→ **Instructions for the task**
Select the lines that hold the word "JSON" and copy each one.

→ **Excerpt from a dataset**

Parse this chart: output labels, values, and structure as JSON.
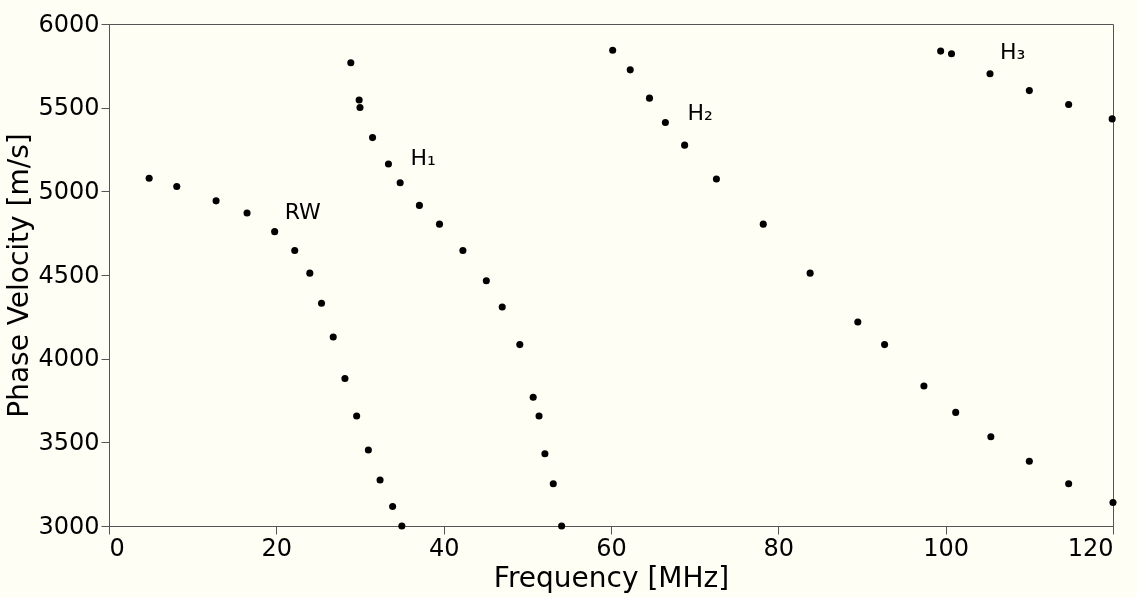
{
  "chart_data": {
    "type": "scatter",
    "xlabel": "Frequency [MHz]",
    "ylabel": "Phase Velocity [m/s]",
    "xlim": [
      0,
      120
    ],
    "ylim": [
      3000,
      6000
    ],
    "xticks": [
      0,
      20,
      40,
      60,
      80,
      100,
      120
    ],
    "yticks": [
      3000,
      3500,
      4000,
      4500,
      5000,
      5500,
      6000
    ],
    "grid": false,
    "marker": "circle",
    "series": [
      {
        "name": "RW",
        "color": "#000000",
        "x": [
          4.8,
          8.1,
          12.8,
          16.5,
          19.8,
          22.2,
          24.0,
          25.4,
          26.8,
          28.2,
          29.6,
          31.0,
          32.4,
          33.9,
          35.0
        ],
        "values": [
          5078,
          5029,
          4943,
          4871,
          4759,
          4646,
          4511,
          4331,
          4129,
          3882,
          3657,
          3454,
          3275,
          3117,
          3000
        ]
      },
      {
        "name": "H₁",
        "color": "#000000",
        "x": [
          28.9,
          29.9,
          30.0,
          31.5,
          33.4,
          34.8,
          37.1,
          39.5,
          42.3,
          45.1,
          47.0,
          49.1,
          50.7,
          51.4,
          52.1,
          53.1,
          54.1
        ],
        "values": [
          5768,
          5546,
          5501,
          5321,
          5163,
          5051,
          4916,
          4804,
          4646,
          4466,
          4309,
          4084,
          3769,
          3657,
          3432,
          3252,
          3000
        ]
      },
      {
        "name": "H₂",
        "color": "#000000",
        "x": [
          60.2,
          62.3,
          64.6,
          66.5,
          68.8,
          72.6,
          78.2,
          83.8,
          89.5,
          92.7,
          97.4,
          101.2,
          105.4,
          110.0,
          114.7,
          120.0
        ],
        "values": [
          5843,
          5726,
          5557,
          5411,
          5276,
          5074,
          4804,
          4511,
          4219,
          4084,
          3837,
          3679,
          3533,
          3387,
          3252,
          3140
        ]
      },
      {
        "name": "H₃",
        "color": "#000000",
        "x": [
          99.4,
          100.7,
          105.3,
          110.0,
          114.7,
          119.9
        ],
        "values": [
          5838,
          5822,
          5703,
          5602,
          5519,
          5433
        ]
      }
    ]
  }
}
* * *
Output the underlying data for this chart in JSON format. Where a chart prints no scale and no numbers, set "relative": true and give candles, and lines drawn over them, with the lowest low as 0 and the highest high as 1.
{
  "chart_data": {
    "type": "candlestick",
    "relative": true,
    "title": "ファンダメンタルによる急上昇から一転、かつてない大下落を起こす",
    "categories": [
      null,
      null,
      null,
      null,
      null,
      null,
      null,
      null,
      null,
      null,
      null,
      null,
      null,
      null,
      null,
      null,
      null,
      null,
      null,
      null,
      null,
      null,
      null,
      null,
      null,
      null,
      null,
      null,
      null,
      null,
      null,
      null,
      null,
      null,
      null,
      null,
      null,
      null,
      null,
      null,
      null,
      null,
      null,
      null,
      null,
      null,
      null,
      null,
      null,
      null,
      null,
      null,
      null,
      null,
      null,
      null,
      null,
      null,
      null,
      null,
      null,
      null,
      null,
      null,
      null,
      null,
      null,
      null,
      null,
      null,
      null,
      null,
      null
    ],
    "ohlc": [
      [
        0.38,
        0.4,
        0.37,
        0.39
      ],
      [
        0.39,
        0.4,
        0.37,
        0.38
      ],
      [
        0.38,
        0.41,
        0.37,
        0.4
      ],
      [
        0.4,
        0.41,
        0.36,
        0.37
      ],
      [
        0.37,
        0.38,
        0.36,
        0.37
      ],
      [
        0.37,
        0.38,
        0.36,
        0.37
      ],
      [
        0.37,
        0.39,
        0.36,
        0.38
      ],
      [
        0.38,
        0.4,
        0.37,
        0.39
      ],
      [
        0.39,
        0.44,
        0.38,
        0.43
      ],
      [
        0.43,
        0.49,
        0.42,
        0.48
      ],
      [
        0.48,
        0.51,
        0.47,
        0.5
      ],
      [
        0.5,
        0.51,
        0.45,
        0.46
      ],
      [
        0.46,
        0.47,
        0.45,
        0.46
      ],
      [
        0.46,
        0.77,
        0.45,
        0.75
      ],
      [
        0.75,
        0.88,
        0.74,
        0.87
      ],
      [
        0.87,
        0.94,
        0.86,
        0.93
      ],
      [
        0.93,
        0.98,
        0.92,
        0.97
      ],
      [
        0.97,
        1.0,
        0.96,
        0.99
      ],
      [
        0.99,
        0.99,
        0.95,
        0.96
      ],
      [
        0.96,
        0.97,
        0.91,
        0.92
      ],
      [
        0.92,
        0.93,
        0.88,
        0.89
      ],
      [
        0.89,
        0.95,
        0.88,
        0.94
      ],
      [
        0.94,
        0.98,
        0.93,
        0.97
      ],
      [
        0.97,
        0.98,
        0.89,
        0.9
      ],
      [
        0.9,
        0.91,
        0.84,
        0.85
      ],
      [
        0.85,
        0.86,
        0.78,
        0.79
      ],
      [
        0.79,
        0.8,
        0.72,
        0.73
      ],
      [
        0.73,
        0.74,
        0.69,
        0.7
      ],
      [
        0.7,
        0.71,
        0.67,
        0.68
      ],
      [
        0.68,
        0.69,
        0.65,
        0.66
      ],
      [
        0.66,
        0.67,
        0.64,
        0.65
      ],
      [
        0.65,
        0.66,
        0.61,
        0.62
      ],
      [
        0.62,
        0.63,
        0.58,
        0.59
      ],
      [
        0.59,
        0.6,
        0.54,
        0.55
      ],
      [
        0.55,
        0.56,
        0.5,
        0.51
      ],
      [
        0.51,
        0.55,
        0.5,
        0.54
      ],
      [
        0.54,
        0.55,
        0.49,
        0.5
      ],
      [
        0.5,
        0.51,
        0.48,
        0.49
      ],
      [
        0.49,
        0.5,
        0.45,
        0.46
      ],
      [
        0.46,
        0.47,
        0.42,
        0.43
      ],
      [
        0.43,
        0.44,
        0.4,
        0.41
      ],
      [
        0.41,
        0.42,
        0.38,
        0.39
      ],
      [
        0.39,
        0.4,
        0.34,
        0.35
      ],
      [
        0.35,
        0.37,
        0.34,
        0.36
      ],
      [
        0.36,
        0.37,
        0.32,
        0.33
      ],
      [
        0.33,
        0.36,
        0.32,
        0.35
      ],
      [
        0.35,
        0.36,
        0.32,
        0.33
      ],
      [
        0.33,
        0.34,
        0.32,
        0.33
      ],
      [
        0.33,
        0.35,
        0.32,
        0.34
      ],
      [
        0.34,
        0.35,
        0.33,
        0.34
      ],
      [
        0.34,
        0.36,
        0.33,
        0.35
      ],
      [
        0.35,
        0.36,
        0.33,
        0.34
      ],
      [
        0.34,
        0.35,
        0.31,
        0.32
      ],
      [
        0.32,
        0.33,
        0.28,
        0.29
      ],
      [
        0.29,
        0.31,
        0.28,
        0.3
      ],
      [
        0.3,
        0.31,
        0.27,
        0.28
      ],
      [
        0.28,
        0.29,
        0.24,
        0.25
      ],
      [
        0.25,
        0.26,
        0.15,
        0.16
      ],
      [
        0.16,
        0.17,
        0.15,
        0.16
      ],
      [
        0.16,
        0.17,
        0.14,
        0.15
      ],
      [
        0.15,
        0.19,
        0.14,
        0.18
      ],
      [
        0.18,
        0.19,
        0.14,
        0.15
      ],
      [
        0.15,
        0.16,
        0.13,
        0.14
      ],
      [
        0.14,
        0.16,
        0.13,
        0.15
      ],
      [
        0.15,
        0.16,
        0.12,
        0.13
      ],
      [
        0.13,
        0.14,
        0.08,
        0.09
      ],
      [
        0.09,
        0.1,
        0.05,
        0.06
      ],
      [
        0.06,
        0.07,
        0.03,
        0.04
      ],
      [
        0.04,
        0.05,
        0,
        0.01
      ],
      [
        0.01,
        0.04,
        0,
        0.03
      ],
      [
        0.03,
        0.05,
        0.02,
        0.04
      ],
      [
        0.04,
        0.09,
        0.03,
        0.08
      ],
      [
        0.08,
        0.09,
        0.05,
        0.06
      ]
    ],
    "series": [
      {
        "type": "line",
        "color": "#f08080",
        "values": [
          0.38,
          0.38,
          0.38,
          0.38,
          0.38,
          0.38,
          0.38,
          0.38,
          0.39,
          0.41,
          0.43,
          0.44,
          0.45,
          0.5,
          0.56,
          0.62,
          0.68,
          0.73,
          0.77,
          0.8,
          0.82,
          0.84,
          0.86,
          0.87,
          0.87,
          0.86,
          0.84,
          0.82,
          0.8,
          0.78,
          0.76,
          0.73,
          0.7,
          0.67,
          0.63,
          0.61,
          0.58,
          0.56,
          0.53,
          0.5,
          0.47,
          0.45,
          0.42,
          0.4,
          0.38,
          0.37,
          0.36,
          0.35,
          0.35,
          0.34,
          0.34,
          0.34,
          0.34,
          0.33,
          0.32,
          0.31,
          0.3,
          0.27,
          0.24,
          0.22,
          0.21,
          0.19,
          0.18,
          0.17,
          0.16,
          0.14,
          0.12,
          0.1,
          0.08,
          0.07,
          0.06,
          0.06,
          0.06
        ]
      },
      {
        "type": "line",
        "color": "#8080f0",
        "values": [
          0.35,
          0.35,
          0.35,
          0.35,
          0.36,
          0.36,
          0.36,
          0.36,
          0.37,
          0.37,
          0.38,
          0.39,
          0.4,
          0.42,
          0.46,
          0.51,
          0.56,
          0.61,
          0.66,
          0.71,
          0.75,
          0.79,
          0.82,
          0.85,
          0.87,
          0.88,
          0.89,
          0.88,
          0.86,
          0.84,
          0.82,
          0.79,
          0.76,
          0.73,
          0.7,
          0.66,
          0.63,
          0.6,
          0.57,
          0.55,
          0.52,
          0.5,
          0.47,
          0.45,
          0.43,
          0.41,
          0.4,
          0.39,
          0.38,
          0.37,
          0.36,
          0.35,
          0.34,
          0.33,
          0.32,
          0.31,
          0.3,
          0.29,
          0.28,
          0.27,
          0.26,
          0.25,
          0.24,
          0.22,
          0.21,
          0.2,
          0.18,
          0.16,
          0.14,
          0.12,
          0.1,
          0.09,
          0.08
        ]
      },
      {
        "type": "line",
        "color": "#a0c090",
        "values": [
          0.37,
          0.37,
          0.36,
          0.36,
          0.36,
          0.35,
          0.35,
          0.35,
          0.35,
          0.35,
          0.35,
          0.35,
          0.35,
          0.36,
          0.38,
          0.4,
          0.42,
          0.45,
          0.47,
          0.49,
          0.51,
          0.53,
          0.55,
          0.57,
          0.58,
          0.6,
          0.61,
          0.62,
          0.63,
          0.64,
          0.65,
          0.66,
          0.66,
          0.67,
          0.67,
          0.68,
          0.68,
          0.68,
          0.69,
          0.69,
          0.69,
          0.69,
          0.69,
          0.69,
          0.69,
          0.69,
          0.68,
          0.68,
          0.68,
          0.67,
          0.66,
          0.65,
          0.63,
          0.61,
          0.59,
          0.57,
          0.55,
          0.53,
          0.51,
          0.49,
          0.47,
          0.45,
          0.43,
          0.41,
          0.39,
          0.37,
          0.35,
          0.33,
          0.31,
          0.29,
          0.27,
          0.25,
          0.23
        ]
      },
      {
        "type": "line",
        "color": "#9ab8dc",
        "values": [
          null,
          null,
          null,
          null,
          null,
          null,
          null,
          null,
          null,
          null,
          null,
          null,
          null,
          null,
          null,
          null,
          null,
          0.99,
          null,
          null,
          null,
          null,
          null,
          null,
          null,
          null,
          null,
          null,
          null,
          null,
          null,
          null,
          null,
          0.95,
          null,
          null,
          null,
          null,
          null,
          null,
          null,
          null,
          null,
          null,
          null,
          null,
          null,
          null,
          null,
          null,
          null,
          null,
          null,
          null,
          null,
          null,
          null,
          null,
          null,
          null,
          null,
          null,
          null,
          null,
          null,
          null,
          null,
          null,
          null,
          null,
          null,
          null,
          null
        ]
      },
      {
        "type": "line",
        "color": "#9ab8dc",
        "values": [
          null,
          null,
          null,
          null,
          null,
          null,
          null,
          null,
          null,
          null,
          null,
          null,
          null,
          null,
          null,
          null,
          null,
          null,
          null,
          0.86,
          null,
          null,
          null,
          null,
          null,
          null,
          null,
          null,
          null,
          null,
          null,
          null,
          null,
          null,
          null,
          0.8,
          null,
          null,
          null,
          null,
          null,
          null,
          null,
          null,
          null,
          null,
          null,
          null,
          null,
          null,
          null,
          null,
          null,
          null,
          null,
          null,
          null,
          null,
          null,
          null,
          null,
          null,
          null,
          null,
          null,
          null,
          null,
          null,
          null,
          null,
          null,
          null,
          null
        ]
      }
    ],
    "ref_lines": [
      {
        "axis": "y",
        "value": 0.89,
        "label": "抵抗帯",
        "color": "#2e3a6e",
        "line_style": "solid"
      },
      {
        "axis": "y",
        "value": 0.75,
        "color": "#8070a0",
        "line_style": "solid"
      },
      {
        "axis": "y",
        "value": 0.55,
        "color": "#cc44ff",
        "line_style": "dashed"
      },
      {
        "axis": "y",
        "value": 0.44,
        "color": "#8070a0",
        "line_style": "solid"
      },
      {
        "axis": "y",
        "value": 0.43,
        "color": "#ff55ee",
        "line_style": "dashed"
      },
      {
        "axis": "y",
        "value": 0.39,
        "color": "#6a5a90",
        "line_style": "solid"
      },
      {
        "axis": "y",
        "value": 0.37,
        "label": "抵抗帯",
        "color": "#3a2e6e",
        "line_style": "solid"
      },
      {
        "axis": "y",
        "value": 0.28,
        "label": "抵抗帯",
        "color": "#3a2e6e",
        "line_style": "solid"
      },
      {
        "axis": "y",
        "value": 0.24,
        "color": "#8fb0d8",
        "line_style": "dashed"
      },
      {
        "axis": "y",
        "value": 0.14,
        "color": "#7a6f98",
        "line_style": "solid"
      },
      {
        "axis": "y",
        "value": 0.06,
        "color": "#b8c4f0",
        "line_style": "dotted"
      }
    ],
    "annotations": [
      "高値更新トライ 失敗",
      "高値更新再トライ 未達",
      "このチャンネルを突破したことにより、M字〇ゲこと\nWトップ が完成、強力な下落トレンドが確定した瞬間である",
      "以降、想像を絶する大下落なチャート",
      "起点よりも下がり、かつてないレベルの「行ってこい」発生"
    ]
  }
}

→ **Completed task**
Parse this chart: output labels, values, and structure as JSON.
Output the underlying data for this chart in JSON format. Where a chart prints no scale and no numbers, set "relative": true and give candles, and lines drawn over them, with the lowest low as 0 and the highest high as 1.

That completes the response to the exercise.